GOAL —
From the line containing "Transcribe the text in this document." to the end of the data, retype every line exactly and nothing else. Drop the pictures.

MATERIAL PROVIDED —
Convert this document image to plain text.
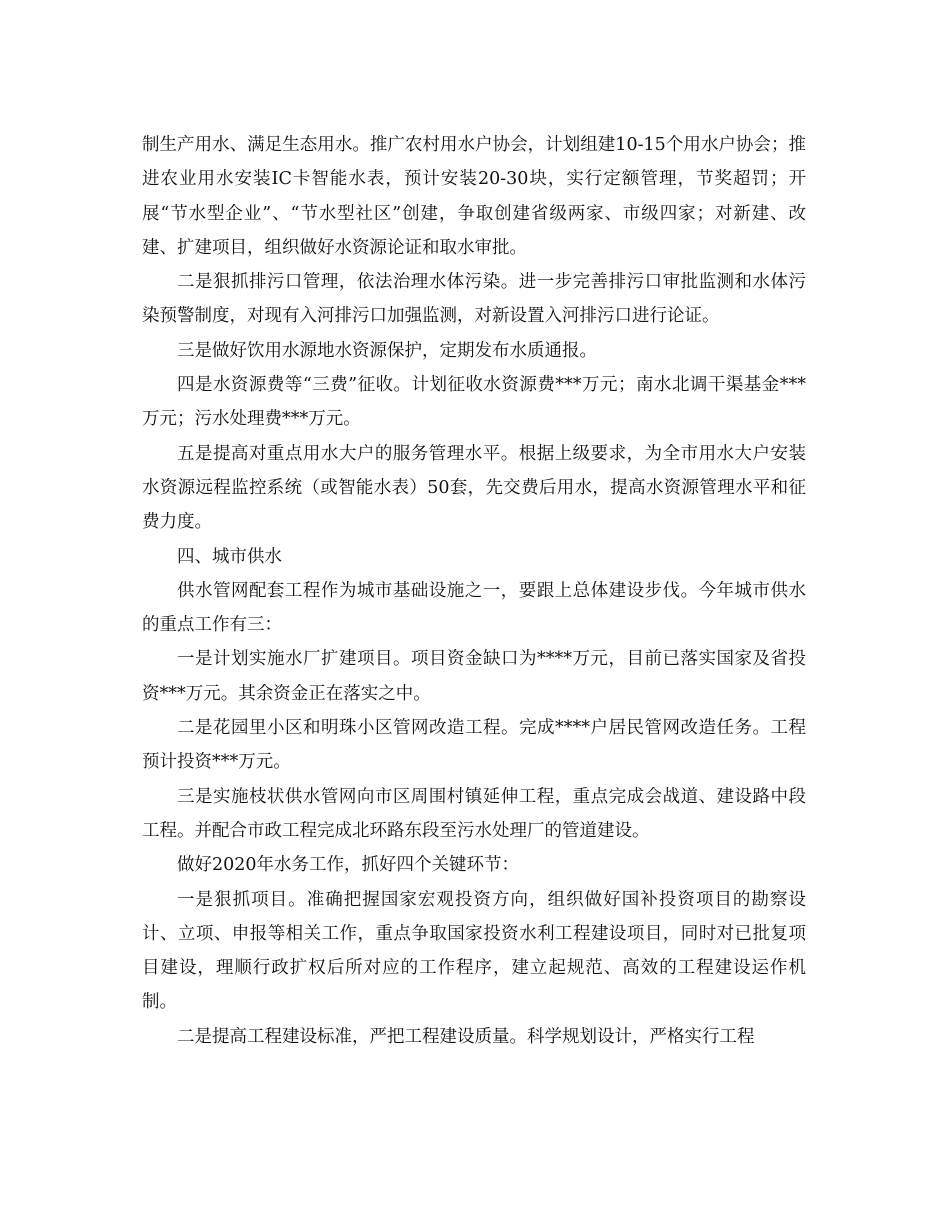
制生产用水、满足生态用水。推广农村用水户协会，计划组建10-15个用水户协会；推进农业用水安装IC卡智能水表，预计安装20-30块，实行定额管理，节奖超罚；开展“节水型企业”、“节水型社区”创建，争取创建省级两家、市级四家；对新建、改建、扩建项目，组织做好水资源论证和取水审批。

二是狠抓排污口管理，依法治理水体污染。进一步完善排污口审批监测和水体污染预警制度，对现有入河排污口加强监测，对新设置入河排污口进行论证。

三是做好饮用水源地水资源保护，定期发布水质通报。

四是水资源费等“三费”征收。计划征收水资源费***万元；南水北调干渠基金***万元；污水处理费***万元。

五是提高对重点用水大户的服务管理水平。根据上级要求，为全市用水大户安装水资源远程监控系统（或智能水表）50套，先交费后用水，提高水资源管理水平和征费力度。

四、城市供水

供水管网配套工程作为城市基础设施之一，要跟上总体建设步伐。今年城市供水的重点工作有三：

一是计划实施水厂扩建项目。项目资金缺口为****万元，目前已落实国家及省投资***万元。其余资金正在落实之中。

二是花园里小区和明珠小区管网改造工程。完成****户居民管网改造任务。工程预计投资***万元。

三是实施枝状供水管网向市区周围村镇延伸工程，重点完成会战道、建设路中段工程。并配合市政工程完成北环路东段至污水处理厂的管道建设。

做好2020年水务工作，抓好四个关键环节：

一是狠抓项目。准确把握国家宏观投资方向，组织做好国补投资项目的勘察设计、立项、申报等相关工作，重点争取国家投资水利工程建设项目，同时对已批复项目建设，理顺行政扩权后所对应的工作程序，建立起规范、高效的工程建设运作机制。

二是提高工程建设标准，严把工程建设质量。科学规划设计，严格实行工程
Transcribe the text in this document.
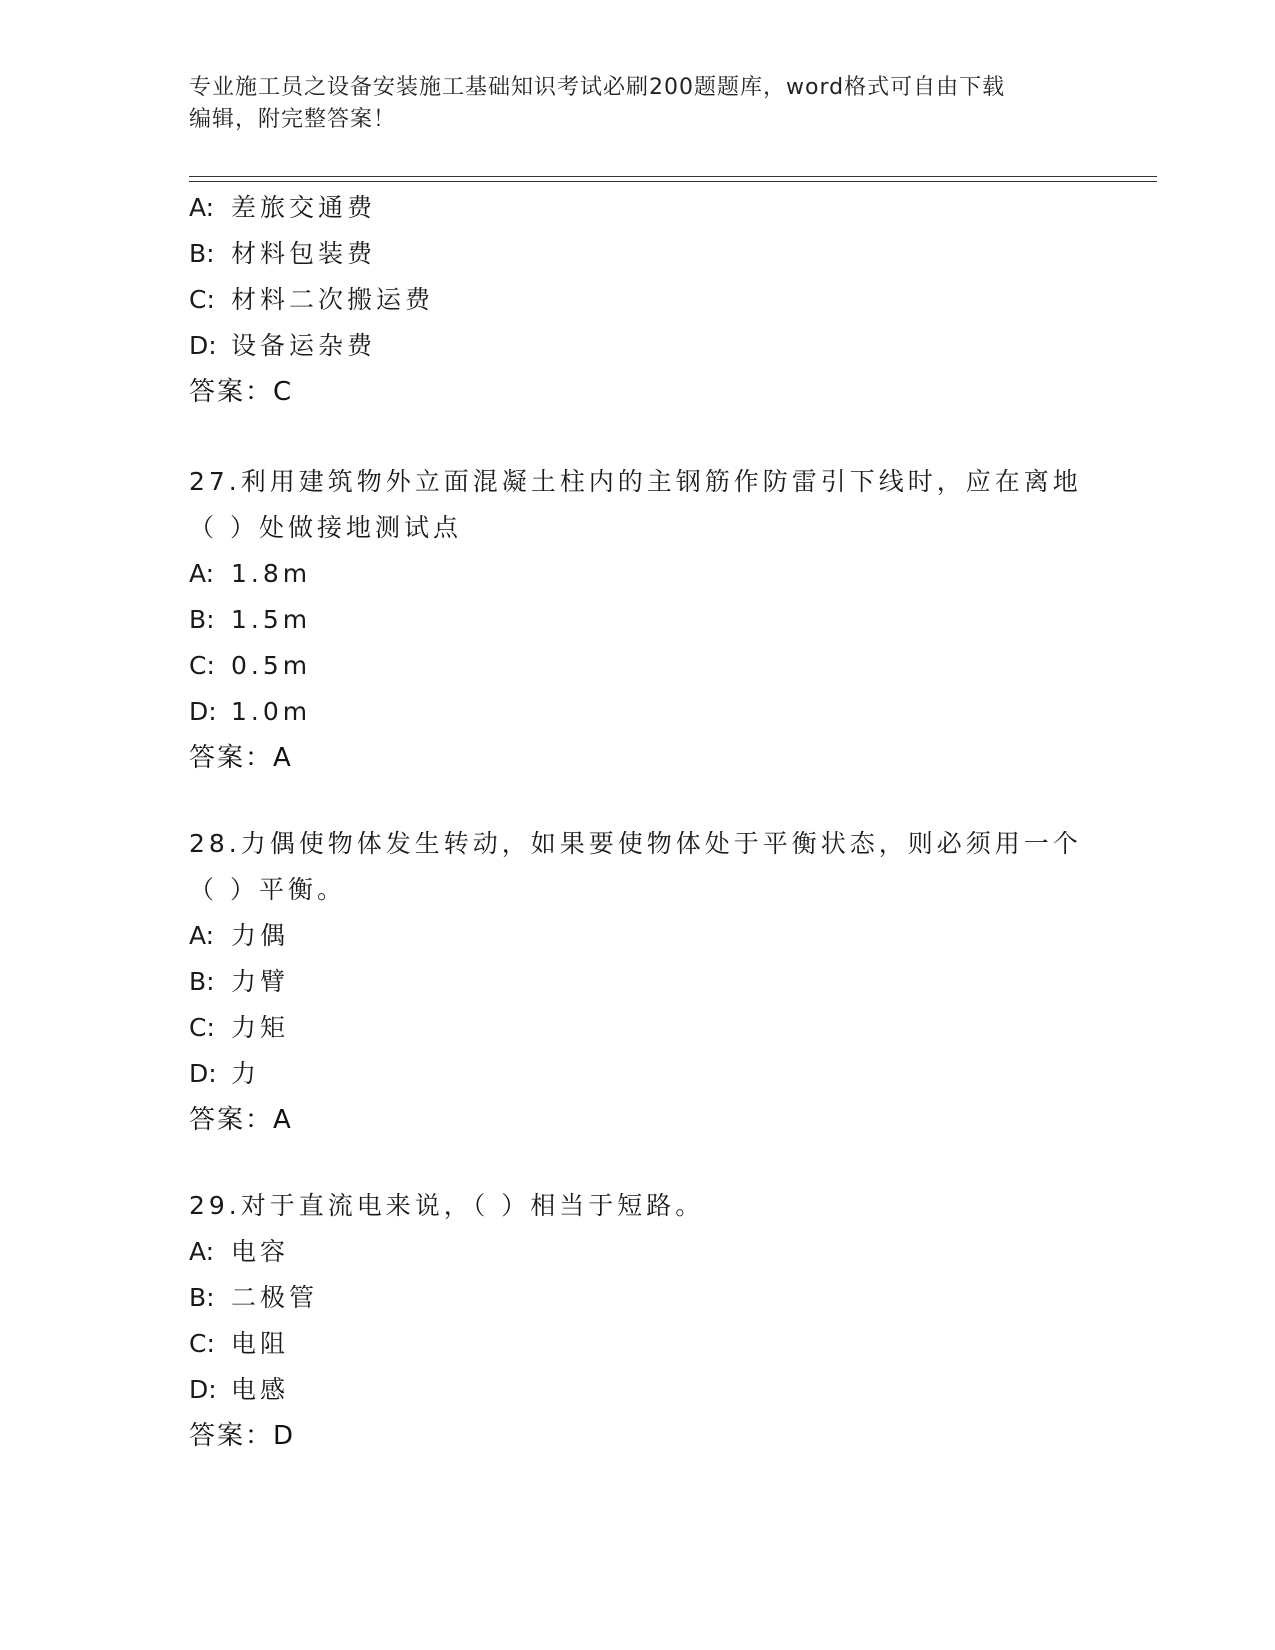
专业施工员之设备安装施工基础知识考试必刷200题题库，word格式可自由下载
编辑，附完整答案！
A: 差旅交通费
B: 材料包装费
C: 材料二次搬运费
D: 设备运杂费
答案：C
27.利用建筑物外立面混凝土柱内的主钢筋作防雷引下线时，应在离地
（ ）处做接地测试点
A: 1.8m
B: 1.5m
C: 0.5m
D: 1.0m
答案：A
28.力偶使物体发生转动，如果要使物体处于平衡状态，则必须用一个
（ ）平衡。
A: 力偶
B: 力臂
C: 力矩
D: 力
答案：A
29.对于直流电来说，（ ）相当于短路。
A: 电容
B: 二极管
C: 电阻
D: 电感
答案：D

OUTPUT OF THE EXERCISE —
Transcribe the text in this document.
专业施工员之设备安装施工基础知识考试必刷200题题库，word格式可自由下载
编辑，附完整答案！
A: 差旅交通费
B: 材料包装费
C: 材料二次搬运费
D: 设备运杂费
答案：C
27.利用建筑物外立面混凝土柱内的主钢筋作防雷引下线时，应在离地
（ ）处做接地测试点
A: 1.8m
B: 1.5m
C: 0.5m
D: 1.0m
答案：A
28.力偶使物体发生转动，如果要使物体处于平衡状态，则必须用一个
（ ）平衡。
A: 力偶
B: 力臂
C: 力矩
D: 力
答案：A
29.对于直流电来说，（ ）相当于短路。
A: 电容
B: 二极管
C: 电阻
D: 电感
答案：D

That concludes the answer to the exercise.